▶ **GIVEN TASK**:
Copy each line below in which the string "looks" occurs.

▶ **PROVIDED RECORDS**:
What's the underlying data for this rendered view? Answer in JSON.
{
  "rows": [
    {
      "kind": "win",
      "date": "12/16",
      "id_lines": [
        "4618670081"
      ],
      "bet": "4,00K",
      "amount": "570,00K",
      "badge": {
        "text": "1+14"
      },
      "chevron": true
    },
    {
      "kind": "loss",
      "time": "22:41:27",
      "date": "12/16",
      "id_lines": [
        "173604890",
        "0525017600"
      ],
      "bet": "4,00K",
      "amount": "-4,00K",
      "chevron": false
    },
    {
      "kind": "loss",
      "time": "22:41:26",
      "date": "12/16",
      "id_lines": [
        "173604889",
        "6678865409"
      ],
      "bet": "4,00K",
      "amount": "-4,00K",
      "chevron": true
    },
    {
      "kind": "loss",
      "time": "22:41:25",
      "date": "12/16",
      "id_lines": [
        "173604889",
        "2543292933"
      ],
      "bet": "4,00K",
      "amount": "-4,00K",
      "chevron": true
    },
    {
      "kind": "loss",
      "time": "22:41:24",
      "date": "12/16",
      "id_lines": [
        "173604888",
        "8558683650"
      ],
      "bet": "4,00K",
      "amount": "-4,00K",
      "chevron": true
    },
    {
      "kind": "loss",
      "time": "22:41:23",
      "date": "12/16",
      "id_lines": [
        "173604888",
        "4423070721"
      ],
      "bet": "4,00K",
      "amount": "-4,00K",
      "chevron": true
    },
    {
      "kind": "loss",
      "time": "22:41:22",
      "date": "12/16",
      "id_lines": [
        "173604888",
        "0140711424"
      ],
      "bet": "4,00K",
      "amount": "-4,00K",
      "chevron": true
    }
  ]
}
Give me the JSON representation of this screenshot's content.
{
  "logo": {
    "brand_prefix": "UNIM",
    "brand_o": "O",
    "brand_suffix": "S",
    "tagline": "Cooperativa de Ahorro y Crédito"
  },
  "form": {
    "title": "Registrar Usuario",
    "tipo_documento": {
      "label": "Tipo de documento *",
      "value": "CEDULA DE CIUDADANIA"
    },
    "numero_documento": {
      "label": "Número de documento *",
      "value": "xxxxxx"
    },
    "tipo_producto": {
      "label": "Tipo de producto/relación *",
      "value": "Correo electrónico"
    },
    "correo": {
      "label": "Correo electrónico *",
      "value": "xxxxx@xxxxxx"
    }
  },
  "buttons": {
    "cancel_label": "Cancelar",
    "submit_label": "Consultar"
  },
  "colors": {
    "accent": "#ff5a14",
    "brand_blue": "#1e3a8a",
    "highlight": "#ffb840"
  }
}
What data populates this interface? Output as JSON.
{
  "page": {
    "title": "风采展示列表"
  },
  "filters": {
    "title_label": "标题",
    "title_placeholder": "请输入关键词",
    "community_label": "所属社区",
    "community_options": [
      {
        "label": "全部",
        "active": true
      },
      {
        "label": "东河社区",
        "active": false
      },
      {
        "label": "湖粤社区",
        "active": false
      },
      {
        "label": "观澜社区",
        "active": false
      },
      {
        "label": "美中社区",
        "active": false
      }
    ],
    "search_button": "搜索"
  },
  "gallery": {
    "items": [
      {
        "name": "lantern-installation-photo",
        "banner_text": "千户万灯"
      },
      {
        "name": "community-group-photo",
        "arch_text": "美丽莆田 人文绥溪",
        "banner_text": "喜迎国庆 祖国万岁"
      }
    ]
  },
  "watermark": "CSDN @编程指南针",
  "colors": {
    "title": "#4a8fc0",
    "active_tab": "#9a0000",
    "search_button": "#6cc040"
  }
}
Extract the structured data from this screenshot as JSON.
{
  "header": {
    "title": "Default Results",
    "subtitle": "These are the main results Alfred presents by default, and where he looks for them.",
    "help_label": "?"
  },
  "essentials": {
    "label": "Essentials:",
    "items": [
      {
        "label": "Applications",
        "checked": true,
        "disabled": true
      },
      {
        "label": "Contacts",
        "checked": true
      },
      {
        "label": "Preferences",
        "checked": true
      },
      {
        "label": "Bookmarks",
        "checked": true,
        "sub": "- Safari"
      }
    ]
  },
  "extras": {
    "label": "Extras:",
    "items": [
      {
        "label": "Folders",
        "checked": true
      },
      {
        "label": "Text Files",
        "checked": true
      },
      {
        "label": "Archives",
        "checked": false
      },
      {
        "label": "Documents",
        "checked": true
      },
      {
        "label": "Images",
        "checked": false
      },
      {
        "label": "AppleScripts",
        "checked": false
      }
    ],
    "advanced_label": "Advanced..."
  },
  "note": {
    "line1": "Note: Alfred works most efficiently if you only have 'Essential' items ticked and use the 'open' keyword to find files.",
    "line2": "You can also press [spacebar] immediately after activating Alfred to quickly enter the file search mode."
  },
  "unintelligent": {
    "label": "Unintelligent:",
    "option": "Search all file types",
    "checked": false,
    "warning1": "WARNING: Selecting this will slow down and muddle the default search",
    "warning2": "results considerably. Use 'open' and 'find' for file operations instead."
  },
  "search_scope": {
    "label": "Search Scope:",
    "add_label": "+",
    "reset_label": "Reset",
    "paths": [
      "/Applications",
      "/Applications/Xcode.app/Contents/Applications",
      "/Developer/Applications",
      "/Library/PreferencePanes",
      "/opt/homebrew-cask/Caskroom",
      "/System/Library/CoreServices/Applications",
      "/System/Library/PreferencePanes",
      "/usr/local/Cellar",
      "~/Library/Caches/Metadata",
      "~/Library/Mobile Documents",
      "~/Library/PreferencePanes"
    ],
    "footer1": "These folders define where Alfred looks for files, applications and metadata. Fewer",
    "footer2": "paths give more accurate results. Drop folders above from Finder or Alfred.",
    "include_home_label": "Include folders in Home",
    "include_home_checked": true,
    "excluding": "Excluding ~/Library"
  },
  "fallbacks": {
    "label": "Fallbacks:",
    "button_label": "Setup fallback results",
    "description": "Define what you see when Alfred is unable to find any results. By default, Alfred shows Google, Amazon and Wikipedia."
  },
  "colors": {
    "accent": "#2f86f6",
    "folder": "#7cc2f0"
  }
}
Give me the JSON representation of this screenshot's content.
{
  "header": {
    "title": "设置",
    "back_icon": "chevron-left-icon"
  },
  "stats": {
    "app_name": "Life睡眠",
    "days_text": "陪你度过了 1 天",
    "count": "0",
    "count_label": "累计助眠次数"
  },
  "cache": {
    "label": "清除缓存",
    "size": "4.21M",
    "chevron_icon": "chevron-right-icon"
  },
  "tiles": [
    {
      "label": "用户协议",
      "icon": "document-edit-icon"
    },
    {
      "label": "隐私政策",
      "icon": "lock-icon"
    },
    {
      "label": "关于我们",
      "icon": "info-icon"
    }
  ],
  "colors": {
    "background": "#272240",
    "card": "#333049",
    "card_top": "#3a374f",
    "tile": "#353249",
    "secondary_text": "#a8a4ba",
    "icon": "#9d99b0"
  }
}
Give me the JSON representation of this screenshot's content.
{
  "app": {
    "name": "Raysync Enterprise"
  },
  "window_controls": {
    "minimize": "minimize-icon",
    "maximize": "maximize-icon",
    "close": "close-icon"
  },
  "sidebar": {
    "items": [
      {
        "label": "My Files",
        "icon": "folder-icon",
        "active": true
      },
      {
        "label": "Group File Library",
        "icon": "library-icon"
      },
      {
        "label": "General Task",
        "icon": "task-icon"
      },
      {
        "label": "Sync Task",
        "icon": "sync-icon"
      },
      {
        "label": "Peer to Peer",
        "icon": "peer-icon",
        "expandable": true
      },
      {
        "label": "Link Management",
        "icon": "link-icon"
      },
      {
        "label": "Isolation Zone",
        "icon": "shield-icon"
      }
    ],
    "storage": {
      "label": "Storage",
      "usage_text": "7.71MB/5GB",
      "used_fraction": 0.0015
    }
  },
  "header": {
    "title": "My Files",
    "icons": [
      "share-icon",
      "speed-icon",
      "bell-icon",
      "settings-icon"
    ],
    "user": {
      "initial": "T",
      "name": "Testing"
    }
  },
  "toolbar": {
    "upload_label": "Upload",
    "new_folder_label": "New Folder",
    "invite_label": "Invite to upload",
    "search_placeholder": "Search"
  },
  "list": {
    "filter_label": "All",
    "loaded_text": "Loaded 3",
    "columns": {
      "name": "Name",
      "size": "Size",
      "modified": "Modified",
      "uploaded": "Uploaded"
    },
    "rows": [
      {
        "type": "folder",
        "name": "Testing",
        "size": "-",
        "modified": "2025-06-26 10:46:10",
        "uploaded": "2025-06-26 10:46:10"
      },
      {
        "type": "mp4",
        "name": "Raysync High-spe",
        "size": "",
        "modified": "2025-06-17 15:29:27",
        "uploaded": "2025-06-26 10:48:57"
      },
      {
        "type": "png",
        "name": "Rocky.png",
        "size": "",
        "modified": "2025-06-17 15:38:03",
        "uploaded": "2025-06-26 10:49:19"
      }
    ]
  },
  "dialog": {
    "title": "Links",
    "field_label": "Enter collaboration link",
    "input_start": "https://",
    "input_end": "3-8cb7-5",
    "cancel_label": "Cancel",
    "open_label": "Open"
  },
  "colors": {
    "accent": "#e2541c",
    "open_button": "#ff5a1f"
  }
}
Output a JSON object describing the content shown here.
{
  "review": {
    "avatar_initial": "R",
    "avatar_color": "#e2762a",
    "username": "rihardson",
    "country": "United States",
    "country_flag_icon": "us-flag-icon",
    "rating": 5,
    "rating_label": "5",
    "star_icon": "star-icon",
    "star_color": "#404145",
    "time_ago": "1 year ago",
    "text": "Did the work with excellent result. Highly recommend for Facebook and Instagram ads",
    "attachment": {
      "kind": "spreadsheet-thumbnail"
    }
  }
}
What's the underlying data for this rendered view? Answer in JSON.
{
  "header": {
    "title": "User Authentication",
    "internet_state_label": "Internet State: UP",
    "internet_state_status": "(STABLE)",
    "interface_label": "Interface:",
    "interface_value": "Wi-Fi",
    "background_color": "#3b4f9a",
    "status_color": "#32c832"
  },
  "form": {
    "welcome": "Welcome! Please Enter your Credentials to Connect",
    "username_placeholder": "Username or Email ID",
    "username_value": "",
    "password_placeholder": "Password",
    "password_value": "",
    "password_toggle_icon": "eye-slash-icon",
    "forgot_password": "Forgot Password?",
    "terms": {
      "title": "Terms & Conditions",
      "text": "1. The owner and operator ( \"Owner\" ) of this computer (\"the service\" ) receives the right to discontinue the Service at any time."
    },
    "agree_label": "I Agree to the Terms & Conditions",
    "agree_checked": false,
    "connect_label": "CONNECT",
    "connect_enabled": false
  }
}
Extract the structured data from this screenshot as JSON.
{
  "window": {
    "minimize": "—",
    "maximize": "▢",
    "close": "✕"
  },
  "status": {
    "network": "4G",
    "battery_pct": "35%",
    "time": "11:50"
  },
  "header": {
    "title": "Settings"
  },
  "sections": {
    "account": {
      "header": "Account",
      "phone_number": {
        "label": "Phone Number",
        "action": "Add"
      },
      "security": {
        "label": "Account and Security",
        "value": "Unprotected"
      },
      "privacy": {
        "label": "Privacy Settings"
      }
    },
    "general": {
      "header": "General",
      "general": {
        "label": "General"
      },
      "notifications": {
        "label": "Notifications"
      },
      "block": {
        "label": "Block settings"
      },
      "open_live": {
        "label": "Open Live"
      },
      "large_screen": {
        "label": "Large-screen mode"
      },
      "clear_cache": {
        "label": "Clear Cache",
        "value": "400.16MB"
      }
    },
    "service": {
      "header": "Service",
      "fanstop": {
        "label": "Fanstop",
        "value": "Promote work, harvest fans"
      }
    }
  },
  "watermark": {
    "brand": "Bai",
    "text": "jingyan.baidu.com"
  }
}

▶ **WRITTEN SOLUTION**:
    "subtitle": "These are the main results Alfred presents by default, and where he looks for them.",
    "footer1": "These folders define where Alfred looks for files, applications and metadata. Fewer",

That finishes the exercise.